*Exercise details:* Go through the listing below and output it word for word.

■ ■ ■ ■ ■

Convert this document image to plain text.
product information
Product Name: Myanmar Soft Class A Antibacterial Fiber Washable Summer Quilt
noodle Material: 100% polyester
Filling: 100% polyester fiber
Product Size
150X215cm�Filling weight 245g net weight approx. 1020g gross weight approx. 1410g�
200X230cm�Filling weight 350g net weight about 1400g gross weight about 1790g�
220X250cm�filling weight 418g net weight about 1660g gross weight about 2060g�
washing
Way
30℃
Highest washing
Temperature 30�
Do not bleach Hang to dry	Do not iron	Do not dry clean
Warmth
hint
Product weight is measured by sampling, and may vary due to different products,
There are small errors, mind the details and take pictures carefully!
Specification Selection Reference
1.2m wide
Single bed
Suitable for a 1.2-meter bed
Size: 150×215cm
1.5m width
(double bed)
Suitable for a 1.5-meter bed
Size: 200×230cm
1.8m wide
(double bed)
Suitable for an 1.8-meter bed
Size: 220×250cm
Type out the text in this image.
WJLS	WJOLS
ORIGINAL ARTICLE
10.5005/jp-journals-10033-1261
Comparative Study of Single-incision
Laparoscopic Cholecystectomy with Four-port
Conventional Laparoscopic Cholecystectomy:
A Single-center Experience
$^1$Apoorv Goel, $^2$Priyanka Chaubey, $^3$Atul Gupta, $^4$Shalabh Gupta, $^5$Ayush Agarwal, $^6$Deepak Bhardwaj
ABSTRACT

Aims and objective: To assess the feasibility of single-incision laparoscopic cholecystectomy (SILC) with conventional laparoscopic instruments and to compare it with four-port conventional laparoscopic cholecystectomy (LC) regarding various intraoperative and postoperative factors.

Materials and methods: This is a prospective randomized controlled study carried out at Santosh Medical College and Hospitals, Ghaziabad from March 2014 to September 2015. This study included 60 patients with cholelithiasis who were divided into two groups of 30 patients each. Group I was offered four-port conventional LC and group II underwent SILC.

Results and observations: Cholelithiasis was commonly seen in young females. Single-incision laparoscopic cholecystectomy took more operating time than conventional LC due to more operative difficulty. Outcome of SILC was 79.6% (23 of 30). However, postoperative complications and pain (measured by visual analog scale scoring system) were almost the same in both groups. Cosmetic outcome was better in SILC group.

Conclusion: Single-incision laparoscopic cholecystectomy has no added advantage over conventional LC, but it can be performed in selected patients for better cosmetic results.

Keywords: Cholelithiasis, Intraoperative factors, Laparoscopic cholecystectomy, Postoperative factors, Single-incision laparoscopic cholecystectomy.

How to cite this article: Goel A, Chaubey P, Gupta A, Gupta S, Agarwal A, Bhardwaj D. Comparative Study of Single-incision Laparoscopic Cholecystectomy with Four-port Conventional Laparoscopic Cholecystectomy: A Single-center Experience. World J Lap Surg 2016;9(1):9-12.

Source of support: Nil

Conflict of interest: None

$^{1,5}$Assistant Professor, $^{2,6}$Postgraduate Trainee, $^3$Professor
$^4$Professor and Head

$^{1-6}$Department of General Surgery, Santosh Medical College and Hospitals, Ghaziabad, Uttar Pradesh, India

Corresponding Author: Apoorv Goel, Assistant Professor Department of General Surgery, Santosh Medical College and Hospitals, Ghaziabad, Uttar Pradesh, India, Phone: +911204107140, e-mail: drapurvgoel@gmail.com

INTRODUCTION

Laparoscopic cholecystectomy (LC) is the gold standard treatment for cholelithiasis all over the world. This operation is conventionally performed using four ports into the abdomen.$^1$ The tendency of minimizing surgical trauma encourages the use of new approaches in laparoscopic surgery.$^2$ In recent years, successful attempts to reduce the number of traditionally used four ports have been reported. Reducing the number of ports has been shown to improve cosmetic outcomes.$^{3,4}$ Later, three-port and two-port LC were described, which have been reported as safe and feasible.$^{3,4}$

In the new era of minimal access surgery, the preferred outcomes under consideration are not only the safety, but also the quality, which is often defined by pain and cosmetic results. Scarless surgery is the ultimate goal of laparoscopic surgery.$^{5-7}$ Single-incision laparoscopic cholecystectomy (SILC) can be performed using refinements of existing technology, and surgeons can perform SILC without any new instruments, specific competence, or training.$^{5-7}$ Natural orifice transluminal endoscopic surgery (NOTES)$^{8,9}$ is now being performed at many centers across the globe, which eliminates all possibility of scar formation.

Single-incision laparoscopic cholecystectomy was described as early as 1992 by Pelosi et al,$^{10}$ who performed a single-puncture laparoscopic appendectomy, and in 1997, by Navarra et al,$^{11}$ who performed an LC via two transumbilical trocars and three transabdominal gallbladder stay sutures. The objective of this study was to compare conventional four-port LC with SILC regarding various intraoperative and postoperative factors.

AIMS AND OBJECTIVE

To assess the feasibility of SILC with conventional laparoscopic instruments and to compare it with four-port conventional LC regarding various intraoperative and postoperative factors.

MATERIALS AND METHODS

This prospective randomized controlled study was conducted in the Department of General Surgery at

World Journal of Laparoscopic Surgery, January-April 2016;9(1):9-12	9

■ ■ ■ ■ ■

*Problem solution:*
Convert this document image to plain text.
product information
Product Name: Myanmar Soft Class A Antibacterial Fiber Washable Summer Quilt
noodle Material: 100% polyester
Filling: 100% polyester fiber
Product Size
150X215cm�Filling weight 245g net weight approx. 1020g gross weight approx. 1410g�
200X230cm�Filling weight 350g net weight about 1400g gross weight about 1790g�
220X250cm�filling weight 418g net weight about 1660g gross weight about 2060g�
washing
Way
30℃
Highest washing
Temperature 30�
Do not bleach Hang to dry	Do not iron	Do not dry clean
Warmth
hint
Product weight is measured by sampling, and may vary due to different products,
There are small errors, mind the details and take pictures carefully!
Specification Selection Reference
1.2m wide
Single bed
Suitable for a 1.2-meter bed
Size: 150×215cm
1.5m width
(double bed)
Suitable for a 1.5-meter bed
Size: 200×230cm
1.8m wide
(double bed)
Suitable for an 1.8-meter bed
Size: 220×250cm
Type out the text in this image.
WJLS	WJOLS
ORIGINAL ARTICLE
10.5005/jp-journals-10033-1261
Comparative Study of Single-incision
Laparoscopic Cholecystectomy with Four-port
Conventional Laparoscopic Cholecystectomy:
A Single-center Experience
$^1$Apoorv Goel, $^2$Priyanka Chaubey, $^3$Atul Gupta, $^4$Shalabh Gupta, $^5$Ayush Agarwal, $^6$Deepak Bhardwaj
ABSTRACT

Aims and objective: To assess the feasibility of single-incision laparoscopic cholecystectomy (SILC) with conventional laparoscopic instruments and to compare it with four-port conventional laparoscopic cholecystectomy (LC) regarding various intraoperative and postoperative factors.

Materials and methods: This is a prospective randomized controlled study carried out at Santosh Medical College and Hospitals, Ghaziabad from March 2014 to September 2015. This study included 60 patients with cholelithiasis who were divided into two groups of 30 patients each. Group I was offered four-port conventional LC and group II underwent SILC.

Results and observations: Cholelithiasis was commonly seen in young females. Single-incision laparoscopic cholecystectomy took more operating time than conventional LC due to more operative difficulty. Outcome of SILC was 79.6% (23 of 30). However, postoperative complications and pain (measured by visual analog scale scoring system) were almost the same in both groups. Cosmetic outcome was better in SILC group.

Conclusion: Single-incision laparoscopic cholecystectomy has no added advantage over conventional LC, but it can be performed in selected patients for better cosmetic results.

Keywords: Cholelithiasis, Intraoperative factors, Laparoscopic cholecystectomy, Postoperative factors, Single-incision laparoscopic cholecystectomy.

How to cite this article: Goel A, Chaubey P, Gupta A, Gupta S, Agarwal A, Bhardwaj D. Comparative Study of Single-incision Laparoscopic Cholecystectomy with Four-port Conventional Laparoscopic Cholecystectomy: A Single-center Experience. World J Lap Surg 2016;9(1):9-12.

Source of support: Nil

Conflict of interest: None

$^{1,5}$Assistant Professor, $^{2,6}$Postgraduate Trainee, $^3$Professor
$^4$Professor and Head

$^{1-6}$Department of General Surgery, Santosh Medical College and Hospitals, Ghaziabad, Uttar Pradesh, India

Corresponding Author: Apoorv Goel, Assistant Professor Department of General Surgery, Santosh Medical College and Hospitals, Ghaziabad, Uttar Pradesh, India, Phone: +911204107140, e-mail: drapurvgoel@gmail.com

INTRODUCTION

Laparoscopic cholecystectomy (LC) is the gold standard treatment for cholelithiasis all over the world. This operation is conventionally performed using four ports into the abdomen.$^1$ The tendency of minimizing surgical trauma encourages the use of new approaches in laparoscopic surgery.$^2$ In recent years, successful attempts to reduce the number of traditionally used four ports have been reported. Reducing the number of ports has been shown to improve cosmetic outcomes.$^{3,4}$ Later, three-port and two-port LC were described, which have been reported as safe and feasible.$^{3,4}$

In the new era of minimal access surgery, the preferred outcomes under consideration are not only the safety, but also the quality, which is often defined by pain and cosmetic results. Scarless surgery is the ultimate goal of laparoscopic surgery.$^{5-7}$ Single-incision laparoscopic cholecystectomy (SILC) can be performed using refinements of existing technology, and surgeons can perform SILC without any new instruments, specific competence, or training.$^{5-7}$ Natural orifice transluminal endoscopic surgery (NOTES)$^{8,9}$ is now being performed at many centers across the globe, which eliminates all possibility of scar formation.

Single-incision laparoscopic cholecystectomy was described as early as 1992 by Pelosi et al,$^{10}$ who performed a single-puncture laparoscopic appendectomy, and in 1997, by Navarra et al,$^{11}$ who performed an LC via two transumbilical trocars and three transabdominal gallbladder stay sutures. The objective of this study was to compare conventional four-port LC with SILC regarding various intraoperative and postoperative factors.

AIMS AND OBJECTIVE

To assess the feasibility of SILC with conventional laparoscopic instruments and to compare it with four-port conventional LC regarding various intraoperative and postoperative factors.

MATERIALS AND METHODS

This prospective randomized controlled study was conducted in the Department of General Surgery at

World Journal of Laparoscopic Surgery, January-April 2016;9(1):9-12	9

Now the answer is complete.